*Job*. Search the material for the string "into", then return every line where it is found.
begin Source material
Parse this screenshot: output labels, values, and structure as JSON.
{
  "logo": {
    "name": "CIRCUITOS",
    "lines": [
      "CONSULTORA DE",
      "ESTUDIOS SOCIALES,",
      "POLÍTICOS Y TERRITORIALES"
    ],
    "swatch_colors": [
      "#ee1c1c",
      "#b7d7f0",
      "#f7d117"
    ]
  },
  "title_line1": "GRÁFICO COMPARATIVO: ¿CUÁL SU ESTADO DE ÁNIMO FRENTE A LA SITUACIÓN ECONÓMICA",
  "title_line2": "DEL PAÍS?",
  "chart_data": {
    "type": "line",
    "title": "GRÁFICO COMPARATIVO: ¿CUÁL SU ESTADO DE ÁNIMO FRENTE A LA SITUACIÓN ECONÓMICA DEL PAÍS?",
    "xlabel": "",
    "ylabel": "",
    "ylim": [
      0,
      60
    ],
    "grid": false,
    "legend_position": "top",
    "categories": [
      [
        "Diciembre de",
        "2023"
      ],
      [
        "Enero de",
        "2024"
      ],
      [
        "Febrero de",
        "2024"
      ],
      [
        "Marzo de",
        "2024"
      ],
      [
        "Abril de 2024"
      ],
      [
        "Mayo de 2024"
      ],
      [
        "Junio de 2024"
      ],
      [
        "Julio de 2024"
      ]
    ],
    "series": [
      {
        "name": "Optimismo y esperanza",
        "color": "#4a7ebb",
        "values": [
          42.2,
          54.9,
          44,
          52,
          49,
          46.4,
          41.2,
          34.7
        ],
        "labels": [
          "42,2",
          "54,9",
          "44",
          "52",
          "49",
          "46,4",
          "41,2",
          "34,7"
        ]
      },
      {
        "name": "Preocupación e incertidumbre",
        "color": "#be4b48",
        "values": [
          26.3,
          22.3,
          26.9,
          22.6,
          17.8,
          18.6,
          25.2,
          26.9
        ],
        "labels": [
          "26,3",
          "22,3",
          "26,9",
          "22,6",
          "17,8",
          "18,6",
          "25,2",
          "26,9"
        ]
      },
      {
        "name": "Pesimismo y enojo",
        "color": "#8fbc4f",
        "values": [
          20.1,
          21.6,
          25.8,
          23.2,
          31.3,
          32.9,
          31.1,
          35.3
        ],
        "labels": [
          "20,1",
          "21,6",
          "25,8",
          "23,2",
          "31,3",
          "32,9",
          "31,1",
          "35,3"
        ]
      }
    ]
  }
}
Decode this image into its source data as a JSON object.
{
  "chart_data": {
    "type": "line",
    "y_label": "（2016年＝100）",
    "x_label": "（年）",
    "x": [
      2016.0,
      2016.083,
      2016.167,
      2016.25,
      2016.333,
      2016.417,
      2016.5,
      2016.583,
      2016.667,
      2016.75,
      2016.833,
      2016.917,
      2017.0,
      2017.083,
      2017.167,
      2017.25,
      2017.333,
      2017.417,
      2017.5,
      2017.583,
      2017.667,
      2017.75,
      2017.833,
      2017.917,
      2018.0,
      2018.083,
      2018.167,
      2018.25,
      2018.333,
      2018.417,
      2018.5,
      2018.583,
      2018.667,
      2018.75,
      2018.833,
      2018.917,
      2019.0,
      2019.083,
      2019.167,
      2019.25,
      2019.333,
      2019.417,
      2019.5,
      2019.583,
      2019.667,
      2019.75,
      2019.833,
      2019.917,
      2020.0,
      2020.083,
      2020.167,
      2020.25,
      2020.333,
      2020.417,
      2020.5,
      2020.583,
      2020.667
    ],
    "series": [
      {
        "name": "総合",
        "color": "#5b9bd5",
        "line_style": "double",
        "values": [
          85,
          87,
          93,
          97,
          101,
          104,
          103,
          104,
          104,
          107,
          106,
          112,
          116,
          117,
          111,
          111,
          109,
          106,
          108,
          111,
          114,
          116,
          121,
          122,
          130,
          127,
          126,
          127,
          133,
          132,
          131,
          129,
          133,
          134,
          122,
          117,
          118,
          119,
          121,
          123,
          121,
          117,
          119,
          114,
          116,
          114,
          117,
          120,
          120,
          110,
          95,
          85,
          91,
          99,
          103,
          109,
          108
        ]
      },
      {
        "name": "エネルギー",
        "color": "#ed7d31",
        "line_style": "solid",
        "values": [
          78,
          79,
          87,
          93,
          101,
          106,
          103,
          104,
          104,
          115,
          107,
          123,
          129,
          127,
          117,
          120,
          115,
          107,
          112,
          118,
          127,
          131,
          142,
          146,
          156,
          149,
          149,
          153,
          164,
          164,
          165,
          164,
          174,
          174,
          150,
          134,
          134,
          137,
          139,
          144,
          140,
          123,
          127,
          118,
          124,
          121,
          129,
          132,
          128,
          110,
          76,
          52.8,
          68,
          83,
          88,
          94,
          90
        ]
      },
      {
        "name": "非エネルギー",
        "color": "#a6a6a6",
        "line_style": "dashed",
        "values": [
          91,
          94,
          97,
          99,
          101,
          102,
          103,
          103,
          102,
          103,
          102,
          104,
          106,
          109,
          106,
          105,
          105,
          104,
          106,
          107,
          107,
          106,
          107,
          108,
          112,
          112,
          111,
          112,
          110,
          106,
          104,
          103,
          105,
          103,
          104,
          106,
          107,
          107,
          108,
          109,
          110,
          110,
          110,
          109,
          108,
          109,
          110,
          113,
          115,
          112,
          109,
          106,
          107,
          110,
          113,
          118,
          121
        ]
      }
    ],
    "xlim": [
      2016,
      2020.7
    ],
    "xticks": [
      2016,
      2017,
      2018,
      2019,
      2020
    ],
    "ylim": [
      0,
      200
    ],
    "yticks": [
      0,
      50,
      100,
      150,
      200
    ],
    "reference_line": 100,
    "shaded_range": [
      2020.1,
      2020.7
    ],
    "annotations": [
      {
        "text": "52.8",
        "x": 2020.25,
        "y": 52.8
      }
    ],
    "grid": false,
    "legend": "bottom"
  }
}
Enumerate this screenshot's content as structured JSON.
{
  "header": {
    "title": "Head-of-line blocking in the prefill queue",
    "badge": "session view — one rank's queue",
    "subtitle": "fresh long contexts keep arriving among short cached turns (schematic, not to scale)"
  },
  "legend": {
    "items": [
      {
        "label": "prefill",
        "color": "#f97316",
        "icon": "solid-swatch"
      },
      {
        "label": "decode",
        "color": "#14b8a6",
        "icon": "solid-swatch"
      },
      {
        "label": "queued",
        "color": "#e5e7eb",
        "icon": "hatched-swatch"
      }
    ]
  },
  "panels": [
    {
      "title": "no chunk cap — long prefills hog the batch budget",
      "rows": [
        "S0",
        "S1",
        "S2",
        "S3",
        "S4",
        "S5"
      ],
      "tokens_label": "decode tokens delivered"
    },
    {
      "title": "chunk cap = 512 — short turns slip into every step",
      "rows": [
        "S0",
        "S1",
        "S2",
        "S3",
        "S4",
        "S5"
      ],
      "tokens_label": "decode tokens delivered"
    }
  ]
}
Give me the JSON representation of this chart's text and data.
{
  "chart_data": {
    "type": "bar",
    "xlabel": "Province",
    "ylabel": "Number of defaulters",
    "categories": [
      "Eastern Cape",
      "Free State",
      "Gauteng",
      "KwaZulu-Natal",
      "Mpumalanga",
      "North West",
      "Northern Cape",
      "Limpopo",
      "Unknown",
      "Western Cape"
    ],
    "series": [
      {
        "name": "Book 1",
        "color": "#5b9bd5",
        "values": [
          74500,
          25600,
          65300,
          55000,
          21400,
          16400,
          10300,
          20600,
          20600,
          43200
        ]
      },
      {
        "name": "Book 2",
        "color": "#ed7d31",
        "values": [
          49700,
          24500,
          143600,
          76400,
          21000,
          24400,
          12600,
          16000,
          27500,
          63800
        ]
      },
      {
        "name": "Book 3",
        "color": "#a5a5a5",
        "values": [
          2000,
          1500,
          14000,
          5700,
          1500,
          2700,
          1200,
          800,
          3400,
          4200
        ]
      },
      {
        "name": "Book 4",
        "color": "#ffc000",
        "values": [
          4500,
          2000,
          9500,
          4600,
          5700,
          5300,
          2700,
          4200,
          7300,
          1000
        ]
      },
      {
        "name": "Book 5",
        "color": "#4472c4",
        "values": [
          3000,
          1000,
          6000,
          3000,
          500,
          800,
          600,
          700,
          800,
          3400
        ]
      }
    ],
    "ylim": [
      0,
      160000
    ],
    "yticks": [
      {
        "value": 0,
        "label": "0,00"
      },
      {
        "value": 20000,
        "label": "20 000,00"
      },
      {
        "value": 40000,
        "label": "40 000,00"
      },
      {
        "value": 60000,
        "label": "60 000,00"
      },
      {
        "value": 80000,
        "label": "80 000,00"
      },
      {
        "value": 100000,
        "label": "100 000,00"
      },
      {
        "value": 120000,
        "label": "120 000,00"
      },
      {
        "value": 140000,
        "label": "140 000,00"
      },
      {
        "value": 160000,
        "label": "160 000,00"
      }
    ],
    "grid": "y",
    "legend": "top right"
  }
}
end Source material
*Answer in full*.
Decode this image into its source data as a JSON object.
      "title": "chunk cap = 512 — short turns slip into every step",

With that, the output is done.